◆ **EXCERPTED RECORDS**:
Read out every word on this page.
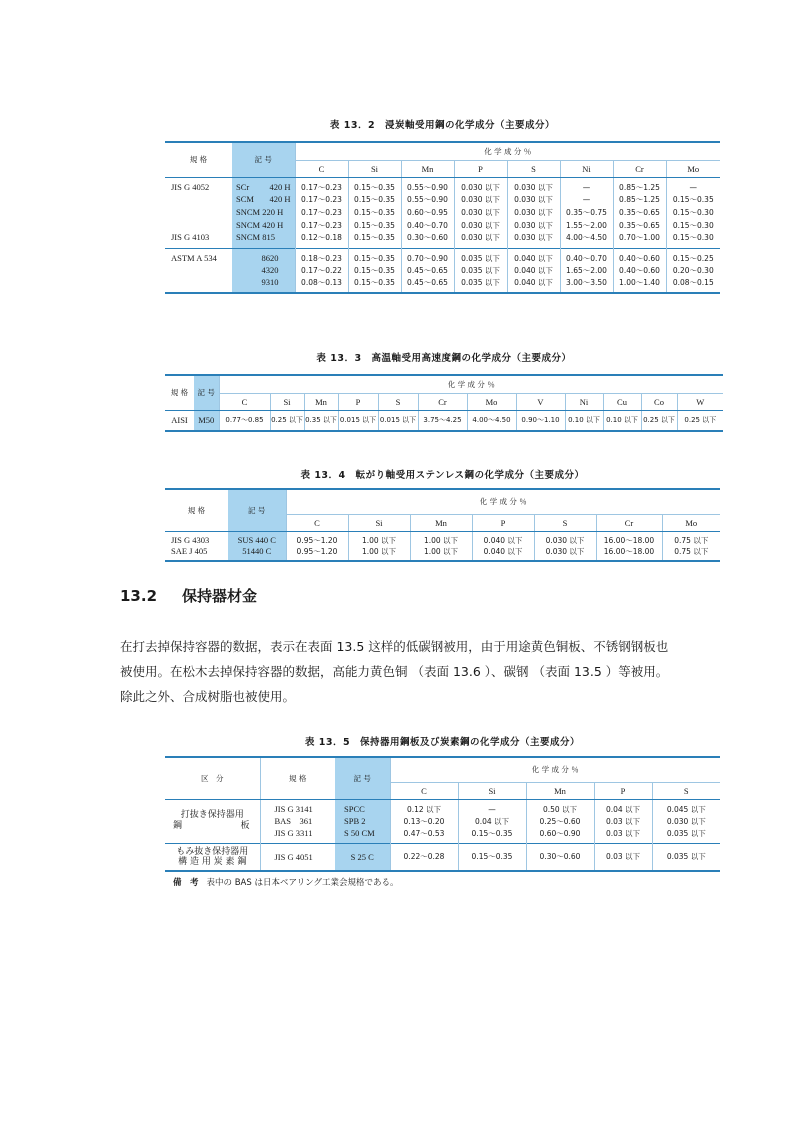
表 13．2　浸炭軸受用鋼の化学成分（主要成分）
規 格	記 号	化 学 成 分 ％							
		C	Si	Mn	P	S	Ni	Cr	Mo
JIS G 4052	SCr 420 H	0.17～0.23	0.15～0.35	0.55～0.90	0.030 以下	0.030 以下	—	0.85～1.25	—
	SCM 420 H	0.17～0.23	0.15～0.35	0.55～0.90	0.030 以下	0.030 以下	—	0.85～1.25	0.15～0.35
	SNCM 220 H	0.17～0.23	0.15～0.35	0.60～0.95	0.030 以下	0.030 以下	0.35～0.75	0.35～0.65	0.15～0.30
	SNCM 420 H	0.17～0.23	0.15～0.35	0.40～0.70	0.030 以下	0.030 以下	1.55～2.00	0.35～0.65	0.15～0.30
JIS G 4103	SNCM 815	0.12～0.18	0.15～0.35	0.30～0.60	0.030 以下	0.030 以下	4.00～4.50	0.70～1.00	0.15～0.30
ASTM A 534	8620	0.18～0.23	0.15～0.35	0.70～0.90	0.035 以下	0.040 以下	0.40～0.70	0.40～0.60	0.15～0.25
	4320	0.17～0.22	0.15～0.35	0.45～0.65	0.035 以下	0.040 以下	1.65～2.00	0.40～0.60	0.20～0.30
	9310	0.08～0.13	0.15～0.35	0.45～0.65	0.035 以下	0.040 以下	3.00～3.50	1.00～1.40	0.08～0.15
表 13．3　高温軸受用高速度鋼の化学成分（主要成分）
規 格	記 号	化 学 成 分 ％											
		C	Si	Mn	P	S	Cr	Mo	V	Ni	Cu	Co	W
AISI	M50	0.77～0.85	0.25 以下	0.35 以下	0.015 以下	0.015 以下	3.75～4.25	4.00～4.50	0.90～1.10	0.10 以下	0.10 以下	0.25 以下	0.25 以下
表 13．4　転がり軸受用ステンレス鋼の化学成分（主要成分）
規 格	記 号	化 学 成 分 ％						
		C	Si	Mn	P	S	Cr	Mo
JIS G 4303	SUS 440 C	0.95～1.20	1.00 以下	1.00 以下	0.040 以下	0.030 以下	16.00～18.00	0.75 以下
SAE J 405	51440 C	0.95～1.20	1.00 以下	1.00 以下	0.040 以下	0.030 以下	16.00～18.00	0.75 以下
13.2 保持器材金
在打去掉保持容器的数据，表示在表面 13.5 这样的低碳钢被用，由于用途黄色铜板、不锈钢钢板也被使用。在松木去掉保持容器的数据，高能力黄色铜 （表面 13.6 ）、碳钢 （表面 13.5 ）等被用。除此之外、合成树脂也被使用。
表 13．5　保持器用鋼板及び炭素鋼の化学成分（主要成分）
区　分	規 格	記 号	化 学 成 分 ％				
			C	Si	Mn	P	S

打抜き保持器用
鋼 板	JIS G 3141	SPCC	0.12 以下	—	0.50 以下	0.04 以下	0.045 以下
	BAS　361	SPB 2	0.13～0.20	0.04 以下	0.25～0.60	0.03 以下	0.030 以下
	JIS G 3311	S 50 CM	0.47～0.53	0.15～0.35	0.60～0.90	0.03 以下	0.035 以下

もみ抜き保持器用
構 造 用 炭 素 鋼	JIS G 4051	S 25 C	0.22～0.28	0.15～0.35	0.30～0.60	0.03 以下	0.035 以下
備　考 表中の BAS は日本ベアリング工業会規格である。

--

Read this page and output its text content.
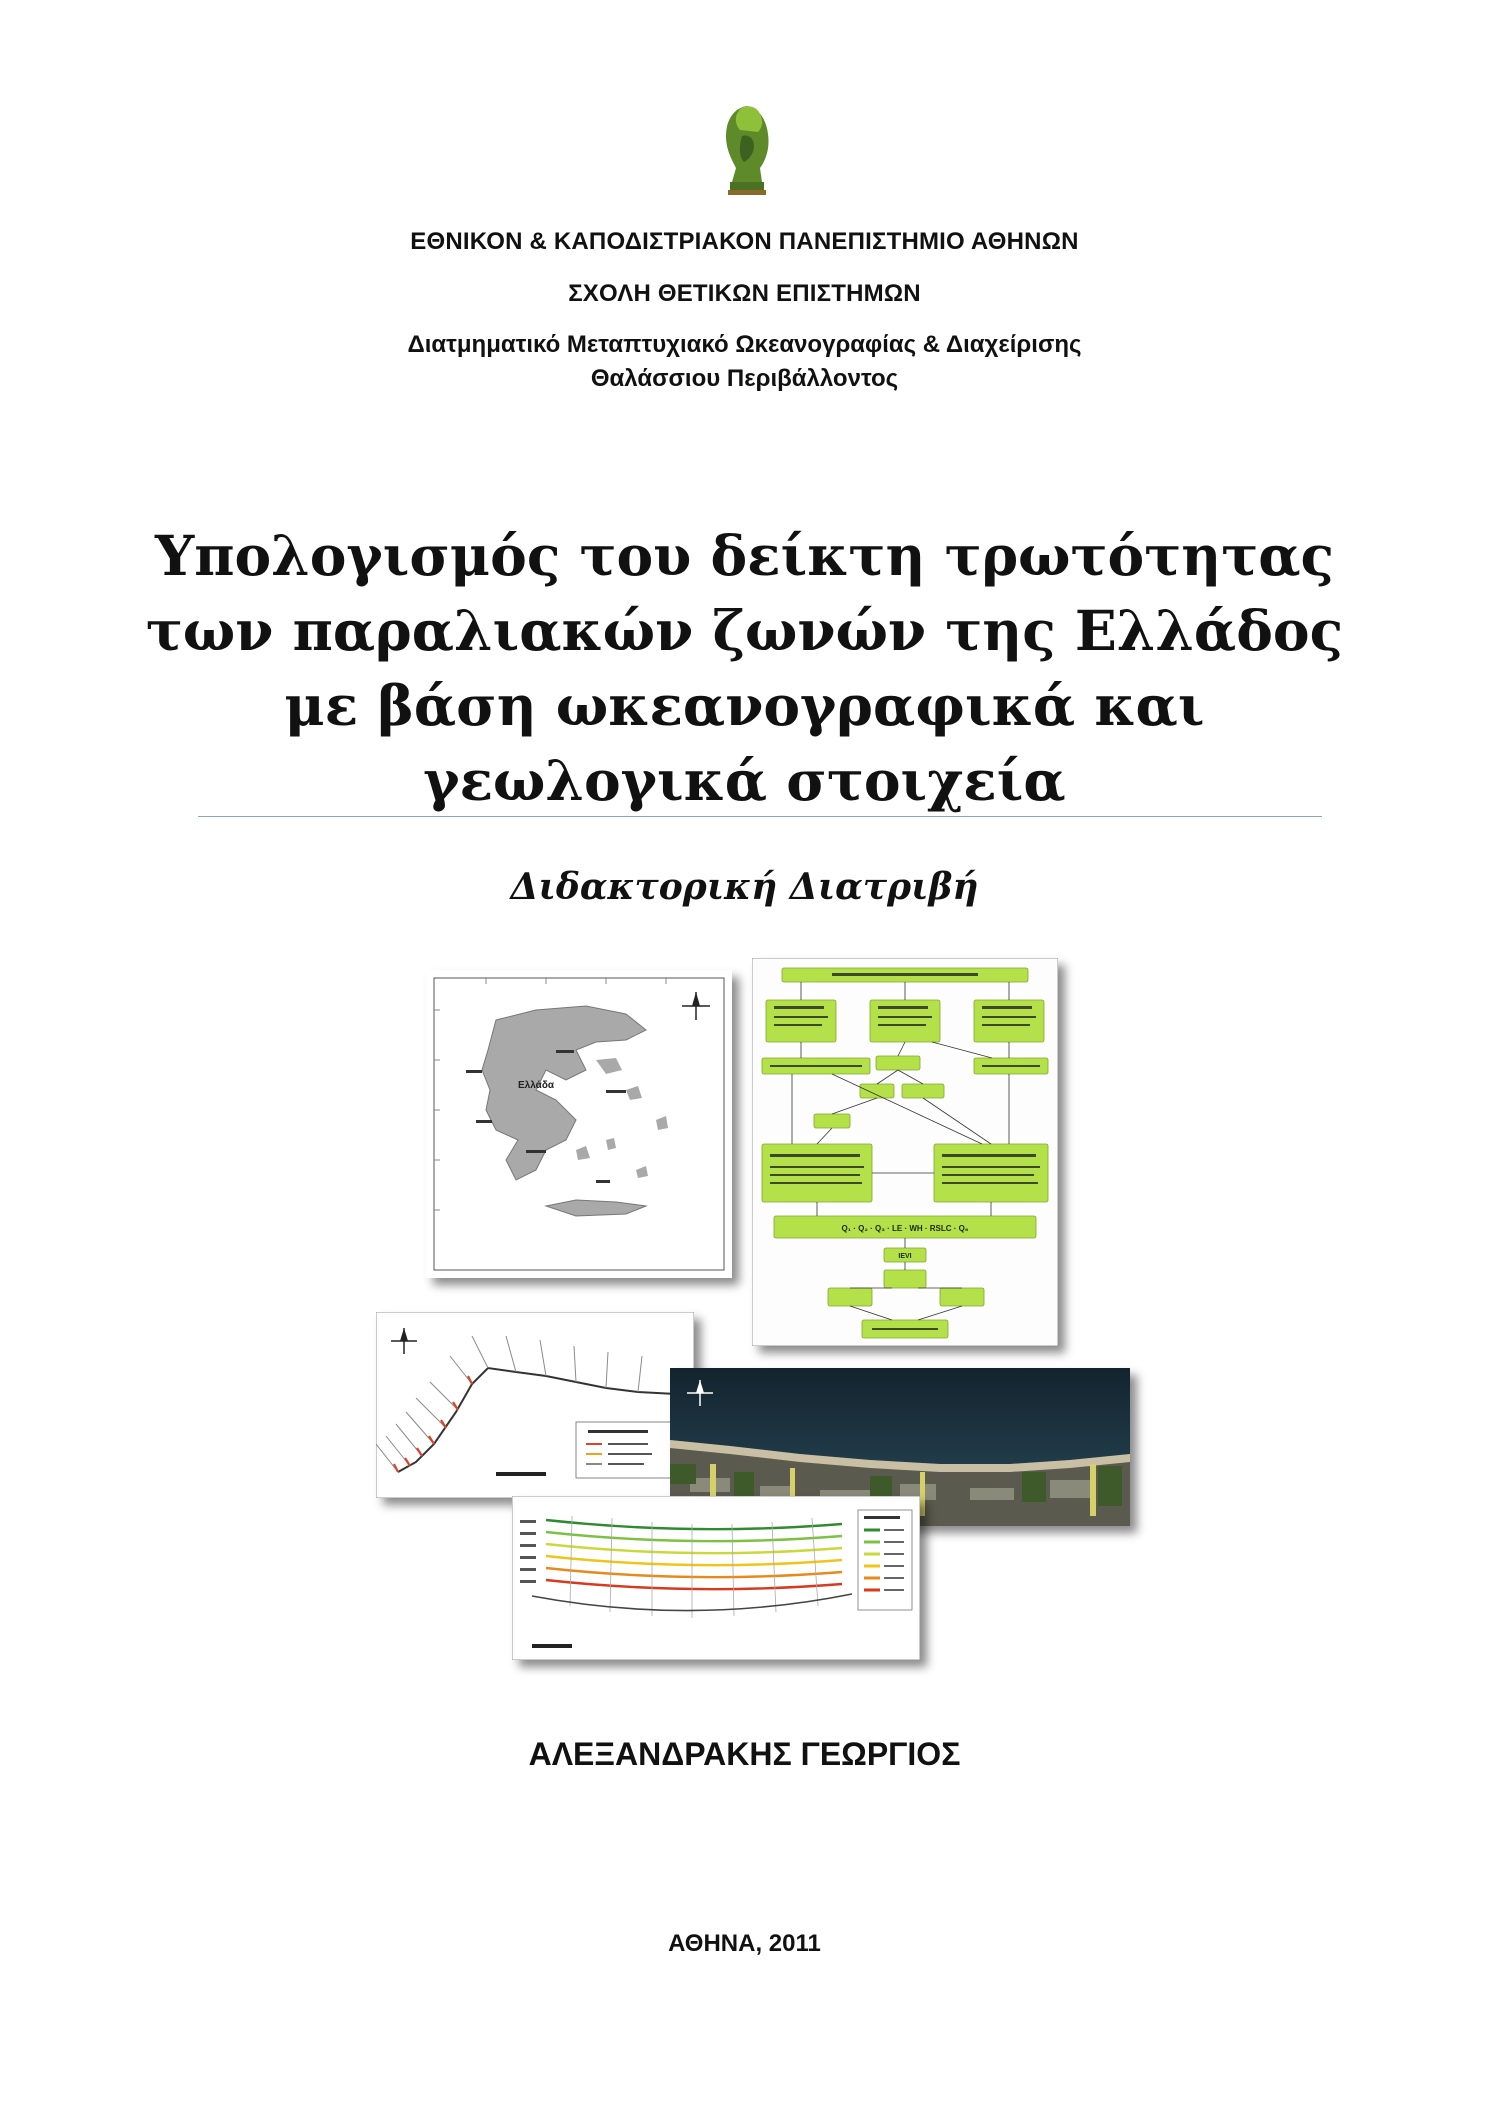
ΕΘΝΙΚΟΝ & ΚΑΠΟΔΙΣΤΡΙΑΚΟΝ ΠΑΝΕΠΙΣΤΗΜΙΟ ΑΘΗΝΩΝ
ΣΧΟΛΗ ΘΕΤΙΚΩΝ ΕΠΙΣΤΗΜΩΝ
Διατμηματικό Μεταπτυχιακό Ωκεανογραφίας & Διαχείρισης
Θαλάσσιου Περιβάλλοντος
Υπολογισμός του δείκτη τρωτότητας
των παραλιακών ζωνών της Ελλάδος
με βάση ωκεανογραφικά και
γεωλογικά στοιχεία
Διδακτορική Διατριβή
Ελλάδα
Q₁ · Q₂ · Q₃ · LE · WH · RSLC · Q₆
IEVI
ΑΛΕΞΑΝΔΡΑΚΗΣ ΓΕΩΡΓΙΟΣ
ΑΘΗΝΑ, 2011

==

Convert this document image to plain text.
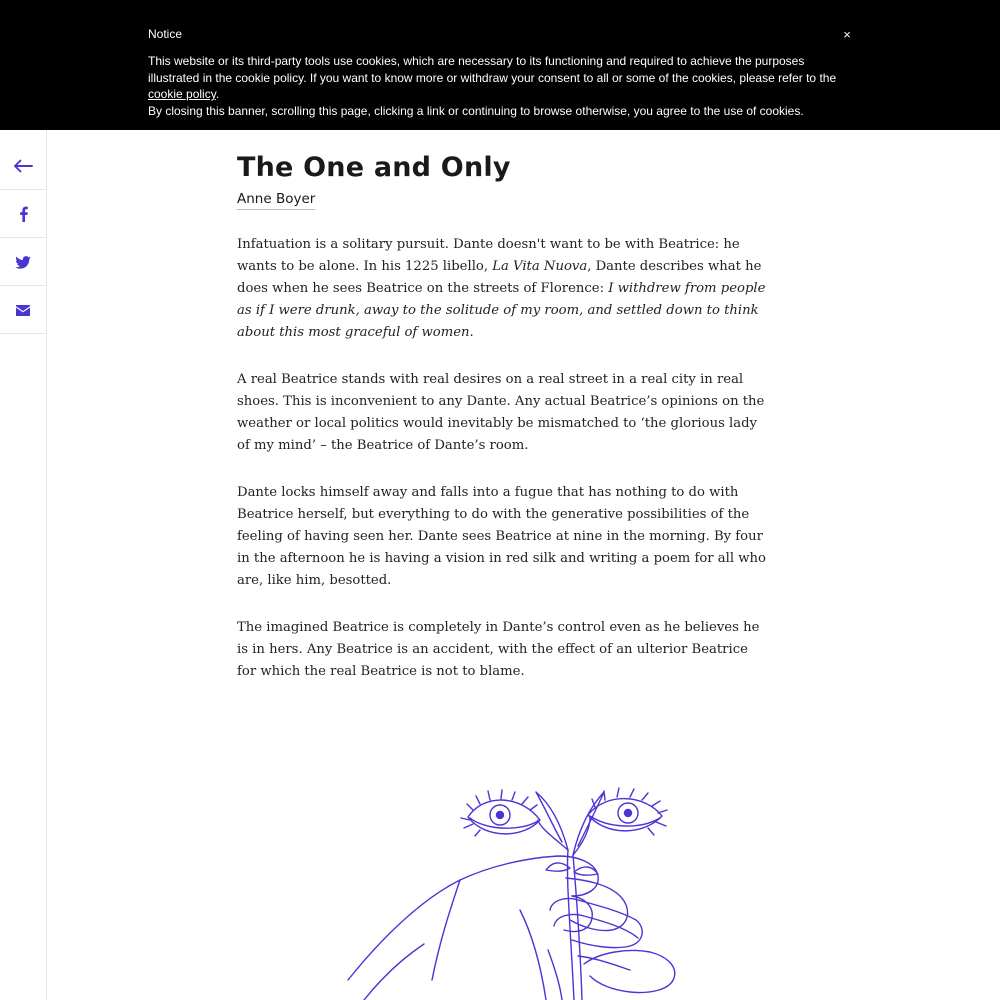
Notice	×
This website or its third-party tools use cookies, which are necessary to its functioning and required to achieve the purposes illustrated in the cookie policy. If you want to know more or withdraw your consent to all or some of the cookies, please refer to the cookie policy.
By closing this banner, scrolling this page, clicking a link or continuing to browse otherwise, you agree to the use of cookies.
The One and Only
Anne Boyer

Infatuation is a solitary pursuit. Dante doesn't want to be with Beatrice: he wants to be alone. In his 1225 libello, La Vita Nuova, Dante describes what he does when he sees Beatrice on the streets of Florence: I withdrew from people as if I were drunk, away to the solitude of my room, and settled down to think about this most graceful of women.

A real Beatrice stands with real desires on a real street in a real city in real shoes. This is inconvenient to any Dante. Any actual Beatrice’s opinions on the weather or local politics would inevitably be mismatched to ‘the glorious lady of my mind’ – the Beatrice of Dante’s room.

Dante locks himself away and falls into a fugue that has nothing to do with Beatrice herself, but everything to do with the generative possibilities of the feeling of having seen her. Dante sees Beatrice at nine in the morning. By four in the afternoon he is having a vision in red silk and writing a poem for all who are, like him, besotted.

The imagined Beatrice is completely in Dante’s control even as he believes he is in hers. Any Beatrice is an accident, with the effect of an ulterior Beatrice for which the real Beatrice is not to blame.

◆ **TASK TO COMPLETE**:
The word "cookies" may appear on some lines. Report how many lines hold it, giving the number alone.

◆ **SOLVED EXERCISE**:
2